Problem requirements — Count every line in the data below that includes "leinene", and give only the result.

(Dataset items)
BEGIN
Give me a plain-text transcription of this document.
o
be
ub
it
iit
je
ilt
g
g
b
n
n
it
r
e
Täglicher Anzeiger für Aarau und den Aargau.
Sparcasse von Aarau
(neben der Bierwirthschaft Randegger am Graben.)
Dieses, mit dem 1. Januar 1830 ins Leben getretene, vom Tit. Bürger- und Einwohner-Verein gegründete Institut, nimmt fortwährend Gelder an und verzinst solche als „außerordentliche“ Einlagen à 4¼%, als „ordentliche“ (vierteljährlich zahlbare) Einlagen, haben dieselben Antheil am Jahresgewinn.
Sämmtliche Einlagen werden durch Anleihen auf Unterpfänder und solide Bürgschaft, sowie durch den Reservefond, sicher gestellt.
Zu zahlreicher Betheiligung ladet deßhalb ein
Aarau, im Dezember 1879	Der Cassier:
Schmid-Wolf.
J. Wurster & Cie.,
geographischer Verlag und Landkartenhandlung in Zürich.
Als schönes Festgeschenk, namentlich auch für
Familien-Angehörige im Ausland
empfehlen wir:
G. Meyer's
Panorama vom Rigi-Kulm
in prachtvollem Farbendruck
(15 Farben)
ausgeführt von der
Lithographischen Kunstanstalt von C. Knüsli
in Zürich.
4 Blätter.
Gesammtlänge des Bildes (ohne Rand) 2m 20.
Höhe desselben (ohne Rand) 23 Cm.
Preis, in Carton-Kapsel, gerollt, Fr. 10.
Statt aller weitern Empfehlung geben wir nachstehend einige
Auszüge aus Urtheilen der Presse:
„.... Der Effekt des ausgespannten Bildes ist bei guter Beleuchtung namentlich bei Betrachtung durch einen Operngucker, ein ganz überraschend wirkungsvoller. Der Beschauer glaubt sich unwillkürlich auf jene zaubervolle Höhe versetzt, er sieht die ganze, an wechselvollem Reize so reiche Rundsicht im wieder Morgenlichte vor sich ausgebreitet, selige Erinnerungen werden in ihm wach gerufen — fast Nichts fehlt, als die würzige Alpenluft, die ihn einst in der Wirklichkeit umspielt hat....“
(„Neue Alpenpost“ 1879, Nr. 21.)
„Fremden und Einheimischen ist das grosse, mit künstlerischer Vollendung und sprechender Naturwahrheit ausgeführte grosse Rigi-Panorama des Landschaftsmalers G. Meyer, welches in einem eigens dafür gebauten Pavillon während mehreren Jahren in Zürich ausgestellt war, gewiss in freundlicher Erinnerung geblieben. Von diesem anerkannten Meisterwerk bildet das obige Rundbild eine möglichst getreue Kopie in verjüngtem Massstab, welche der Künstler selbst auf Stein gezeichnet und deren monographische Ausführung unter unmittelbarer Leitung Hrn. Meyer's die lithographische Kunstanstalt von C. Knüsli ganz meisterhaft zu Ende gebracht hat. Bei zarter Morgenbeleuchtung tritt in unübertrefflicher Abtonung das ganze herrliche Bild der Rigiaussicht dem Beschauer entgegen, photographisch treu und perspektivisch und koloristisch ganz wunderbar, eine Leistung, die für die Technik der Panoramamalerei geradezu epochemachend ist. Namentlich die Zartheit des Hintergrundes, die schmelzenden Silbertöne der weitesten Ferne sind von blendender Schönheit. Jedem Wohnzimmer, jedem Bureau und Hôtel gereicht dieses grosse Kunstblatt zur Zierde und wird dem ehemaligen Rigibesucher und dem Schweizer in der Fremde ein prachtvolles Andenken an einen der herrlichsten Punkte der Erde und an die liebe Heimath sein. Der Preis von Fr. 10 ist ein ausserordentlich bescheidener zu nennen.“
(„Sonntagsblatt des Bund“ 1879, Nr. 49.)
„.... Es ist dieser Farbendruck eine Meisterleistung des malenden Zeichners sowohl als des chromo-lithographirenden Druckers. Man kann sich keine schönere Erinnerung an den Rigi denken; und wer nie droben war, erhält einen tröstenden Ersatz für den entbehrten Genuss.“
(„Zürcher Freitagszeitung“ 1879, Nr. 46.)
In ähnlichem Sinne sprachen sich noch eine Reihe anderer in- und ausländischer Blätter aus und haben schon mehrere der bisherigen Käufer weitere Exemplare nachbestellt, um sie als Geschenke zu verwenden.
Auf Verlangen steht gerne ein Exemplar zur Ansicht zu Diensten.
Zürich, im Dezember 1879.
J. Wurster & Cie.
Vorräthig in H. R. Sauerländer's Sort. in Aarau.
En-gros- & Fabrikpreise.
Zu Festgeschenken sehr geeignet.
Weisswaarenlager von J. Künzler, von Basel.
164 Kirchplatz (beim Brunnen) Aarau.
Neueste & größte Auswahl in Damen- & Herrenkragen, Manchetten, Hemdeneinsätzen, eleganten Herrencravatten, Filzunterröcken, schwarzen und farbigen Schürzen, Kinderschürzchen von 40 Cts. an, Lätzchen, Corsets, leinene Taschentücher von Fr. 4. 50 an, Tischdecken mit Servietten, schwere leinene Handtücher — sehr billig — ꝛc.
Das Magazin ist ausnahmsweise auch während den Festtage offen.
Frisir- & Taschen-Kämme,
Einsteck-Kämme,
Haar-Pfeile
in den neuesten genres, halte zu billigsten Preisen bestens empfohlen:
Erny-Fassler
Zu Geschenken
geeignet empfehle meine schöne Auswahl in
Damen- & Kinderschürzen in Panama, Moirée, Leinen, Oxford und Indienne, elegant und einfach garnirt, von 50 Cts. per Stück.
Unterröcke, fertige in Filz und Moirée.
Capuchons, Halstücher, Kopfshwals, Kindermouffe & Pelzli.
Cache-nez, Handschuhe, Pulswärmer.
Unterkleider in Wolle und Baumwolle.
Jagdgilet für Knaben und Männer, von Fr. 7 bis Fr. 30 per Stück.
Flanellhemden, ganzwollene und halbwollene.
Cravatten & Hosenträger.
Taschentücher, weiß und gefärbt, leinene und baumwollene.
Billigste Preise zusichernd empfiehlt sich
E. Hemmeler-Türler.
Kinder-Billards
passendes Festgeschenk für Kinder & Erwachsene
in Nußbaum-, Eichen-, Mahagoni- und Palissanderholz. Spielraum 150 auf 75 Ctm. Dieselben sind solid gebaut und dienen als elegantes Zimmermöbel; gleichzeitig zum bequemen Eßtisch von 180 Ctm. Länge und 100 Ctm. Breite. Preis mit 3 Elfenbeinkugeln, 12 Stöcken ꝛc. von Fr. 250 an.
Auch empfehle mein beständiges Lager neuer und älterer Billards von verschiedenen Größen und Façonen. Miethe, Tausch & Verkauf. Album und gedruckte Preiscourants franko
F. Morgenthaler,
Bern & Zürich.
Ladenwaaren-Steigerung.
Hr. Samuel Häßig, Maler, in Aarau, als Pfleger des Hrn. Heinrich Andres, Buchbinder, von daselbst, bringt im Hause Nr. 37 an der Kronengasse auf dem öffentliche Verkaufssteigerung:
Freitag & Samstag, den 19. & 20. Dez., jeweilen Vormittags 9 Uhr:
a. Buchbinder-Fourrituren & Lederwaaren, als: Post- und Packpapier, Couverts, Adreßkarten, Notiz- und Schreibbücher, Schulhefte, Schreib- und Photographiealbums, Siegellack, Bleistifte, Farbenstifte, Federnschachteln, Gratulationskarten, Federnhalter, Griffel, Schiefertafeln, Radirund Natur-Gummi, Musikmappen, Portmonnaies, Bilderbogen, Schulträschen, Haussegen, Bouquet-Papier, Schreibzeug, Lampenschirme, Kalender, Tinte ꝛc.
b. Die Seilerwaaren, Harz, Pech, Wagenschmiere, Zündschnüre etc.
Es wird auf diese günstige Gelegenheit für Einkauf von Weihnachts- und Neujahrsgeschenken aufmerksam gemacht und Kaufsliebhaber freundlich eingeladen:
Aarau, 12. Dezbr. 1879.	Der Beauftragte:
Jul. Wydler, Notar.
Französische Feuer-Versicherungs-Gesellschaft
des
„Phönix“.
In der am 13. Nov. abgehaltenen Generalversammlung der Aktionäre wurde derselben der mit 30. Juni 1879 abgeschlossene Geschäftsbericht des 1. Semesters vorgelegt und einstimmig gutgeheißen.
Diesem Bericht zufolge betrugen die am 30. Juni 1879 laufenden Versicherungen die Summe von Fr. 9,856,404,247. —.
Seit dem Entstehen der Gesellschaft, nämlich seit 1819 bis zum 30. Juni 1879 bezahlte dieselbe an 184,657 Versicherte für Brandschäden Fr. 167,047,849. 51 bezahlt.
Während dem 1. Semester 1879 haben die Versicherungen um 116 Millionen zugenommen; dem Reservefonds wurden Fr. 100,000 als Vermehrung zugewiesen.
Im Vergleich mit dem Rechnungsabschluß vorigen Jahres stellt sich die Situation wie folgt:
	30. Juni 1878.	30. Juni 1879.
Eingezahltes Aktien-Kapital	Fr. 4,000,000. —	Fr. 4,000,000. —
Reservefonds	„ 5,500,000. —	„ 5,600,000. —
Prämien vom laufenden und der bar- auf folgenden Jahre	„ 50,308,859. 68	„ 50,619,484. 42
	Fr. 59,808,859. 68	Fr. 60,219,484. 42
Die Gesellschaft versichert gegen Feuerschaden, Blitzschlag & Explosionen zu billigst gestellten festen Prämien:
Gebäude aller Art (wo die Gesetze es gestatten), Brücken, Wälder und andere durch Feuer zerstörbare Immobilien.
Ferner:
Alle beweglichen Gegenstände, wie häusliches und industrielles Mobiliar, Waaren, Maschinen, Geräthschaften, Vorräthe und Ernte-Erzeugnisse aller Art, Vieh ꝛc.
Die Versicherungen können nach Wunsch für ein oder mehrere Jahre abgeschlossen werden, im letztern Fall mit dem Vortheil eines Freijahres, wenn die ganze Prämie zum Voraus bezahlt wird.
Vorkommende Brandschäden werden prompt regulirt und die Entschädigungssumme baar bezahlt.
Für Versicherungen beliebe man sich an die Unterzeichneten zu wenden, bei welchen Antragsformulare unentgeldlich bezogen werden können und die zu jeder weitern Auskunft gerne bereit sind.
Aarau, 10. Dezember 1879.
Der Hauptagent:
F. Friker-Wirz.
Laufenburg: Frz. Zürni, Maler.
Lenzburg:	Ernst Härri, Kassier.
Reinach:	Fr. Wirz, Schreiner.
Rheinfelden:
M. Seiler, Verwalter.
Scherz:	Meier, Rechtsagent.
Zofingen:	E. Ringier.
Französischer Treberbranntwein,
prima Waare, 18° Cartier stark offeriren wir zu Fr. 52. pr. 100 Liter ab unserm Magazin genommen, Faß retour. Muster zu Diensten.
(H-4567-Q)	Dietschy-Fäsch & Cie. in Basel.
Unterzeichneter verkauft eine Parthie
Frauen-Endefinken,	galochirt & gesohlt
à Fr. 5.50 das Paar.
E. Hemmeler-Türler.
END
Exercise output — 2